### Exercise materials
+++++
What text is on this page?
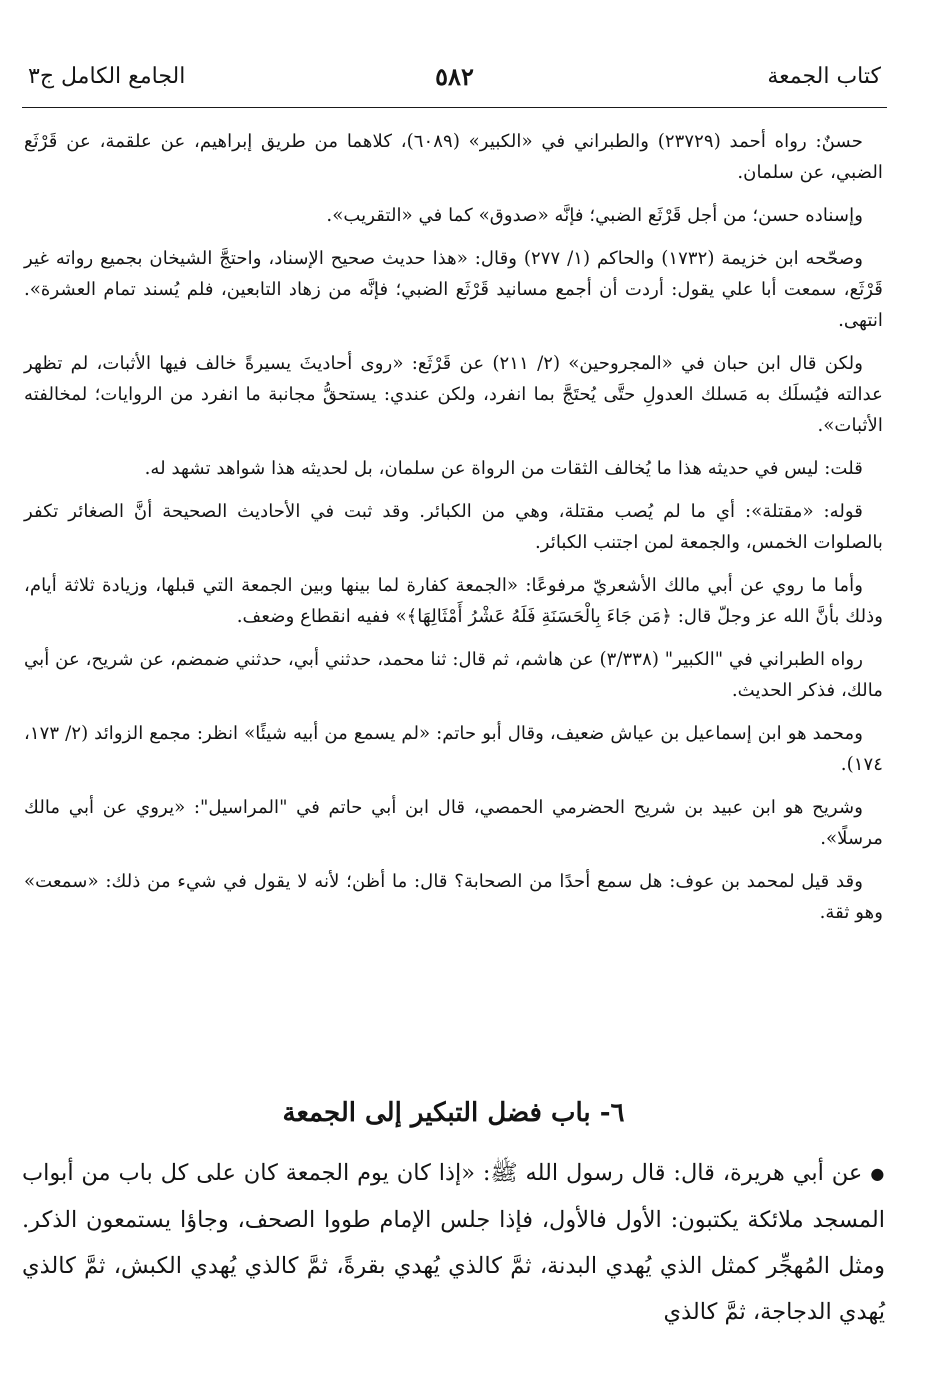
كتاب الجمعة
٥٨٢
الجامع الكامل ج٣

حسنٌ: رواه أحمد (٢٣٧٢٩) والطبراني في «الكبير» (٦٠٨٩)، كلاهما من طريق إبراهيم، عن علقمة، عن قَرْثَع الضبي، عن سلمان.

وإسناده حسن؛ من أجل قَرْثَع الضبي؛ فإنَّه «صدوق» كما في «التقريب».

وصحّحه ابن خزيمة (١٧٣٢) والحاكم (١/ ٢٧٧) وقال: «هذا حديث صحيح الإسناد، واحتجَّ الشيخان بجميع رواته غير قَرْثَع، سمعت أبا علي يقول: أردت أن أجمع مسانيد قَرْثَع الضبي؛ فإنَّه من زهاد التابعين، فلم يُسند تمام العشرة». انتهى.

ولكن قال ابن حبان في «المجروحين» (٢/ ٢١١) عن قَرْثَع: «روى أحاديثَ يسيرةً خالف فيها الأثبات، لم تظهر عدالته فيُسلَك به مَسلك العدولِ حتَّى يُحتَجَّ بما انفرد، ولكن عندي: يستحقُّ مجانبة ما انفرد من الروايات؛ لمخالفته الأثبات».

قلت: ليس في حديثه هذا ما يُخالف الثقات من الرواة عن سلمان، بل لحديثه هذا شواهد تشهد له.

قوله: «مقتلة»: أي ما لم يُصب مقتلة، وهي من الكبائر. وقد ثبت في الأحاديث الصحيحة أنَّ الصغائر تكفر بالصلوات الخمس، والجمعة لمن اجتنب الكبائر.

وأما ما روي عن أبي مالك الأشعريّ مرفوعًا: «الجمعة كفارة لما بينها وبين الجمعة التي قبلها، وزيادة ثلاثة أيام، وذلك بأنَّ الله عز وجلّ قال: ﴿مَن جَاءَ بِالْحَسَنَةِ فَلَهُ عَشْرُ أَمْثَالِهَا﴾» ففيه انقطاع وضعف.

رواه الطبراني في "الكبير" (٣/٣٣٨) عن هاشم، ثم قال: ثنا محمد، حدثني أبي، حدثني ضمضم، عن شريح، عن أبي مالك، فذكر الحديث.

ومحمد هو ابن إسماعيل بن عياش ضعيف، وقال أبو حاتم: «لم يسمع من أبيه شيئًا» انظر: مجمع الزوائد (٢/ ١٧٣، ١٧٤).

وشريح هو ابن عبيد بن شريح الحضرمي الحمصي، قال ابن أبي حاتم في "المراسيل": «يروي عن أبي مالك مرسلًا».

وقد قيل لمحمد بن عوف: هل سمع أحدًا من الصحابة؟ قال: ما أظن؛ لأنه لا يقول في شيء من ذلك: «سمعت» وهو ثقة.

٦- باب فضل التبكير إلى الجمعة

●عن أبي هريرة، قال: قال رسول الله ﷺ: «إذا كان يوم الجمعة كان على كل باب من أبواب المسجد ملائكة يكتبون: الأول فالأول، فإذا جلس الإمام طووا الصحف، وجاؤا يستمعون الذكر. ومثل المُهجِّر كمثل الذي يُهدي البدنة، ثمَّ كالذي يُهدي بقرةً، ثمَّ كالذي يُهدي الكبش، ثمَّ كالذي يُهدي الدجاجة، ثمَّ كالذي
+++++
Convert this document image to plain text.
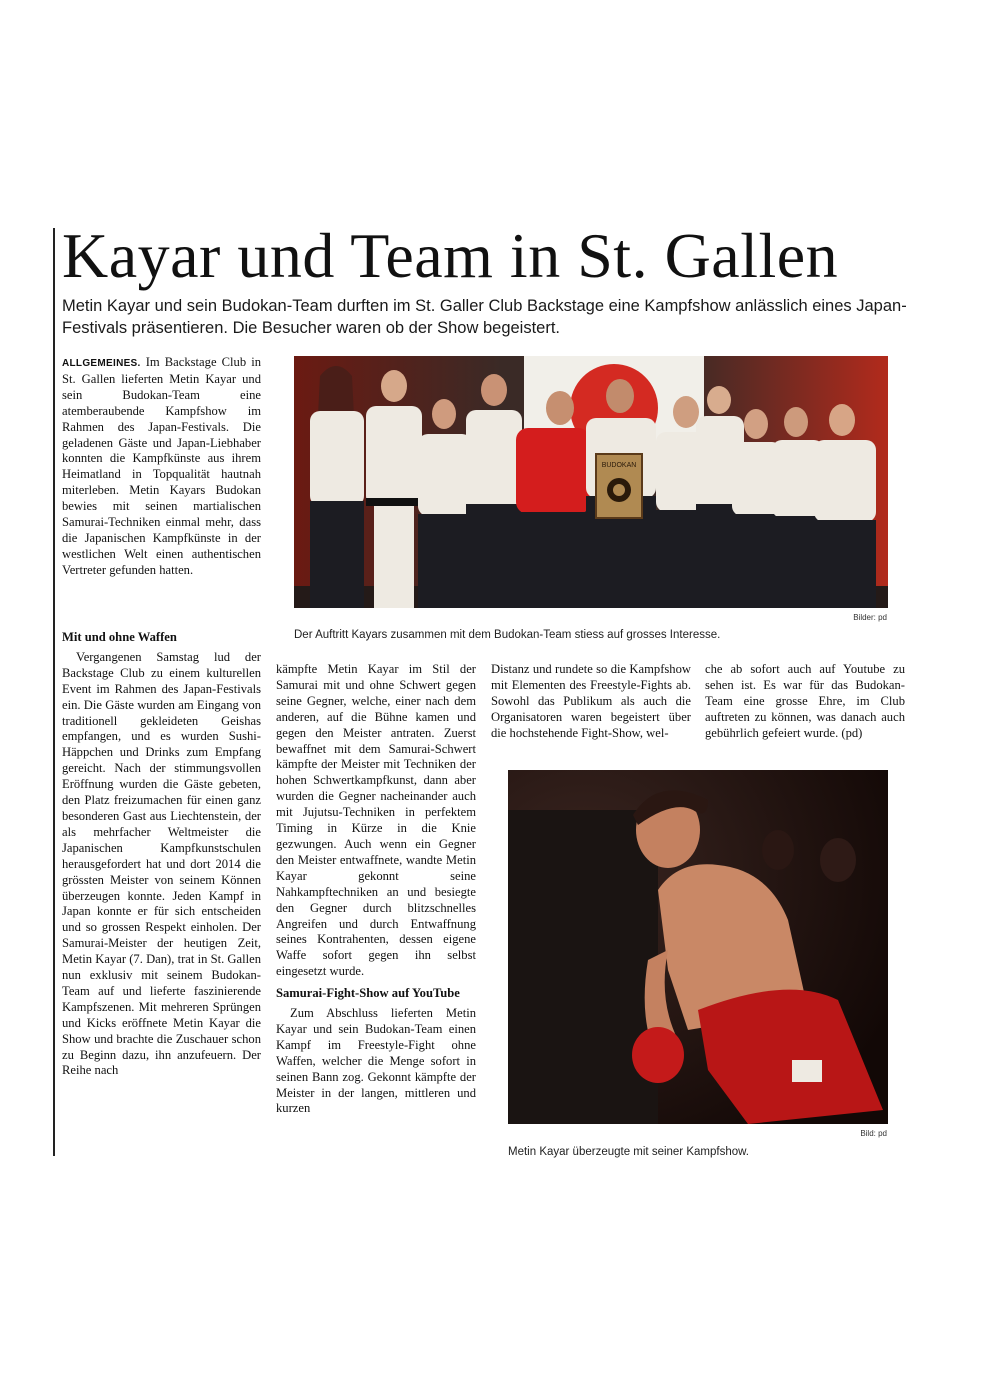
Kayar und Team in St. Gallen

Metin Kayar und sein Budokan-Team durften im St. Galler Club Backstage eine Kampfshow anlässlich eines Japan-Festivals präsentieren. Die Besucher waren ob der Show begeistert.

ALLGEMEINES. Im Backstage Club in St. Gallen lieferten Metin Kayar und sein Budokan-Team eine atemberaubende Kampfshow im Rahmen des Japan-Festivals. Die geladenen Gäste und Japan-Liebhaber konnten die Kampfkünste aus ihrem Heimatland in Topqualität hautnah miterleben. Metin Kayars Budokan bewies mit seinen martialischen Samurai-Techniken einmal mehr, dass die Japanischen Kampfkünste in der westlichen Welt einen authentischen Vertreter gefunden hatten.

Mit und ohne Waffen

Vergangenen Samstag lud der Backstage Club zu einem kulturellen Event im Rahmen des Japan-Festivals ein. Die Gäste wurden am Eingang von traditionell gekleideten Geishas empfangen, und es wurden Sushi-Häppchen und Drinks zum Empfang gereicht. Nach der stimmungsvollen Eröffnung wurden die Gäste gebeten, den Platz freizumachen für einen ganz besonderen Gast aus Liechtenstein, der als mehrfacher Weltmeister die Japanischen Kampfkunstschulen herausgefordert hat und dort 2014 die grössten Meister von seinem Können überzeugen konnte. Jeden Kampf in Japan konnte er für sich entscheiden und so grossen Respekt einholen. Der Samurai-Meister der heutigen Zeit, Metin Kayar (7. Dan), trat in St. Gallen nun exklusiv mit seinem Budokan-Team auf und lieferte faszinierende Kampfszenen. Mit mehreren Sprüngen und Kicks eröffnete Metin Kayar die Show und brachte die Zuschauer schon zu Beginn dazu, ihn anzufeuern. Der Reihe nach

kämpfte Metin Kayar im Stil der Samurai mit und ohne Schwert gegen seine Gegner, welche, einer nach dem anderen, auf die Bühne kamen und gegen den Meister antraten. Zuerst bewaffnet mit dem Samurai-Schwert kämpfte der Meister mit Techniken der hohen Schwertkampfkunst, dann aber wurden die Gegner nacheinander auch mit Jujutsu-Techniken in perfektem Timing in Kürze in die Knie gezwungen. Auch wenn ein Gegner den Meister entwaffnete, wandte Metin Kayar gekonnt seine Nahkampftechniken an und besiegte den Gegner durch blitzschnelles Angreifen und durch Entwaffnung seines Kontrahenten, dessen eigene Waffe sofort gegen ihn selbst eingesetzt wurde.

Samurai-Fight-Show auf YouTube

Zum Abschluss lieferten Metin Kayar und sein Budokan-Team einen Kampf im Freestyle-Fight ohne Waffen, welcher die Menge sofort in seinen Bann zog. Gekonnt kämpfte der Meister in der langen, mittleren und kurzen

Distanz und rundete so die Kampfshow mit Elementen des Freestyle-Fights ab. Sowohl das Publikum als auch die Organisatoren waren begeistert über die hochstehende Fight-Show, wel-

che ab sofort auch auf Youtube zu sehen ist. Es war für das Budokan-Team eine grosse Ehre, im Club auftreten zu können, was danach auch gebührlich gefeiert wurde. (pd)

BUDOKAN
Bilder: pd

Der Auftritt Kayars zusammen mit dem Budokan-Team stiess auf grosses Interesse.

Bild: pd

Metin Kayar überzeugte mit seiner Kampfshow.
+++++
### Work to complete
In the entries above, find each line with the string "حاتم" and copy it.

### Solution
ومحمد هو ابن إسماعيل بن عياش ضعيف، وقال أبو حاتم: «لم يسمع من أبيه شيئًا» انظر: مجمع الزوائد (٢/ ١٧٣، ١٧٤).
وشريح هو ابن عبيد بن شريح الحضرمي الحمصي، قال ابن أبي حاتم في "المراسيل": «يروي عن أبي مالك مرسلًا».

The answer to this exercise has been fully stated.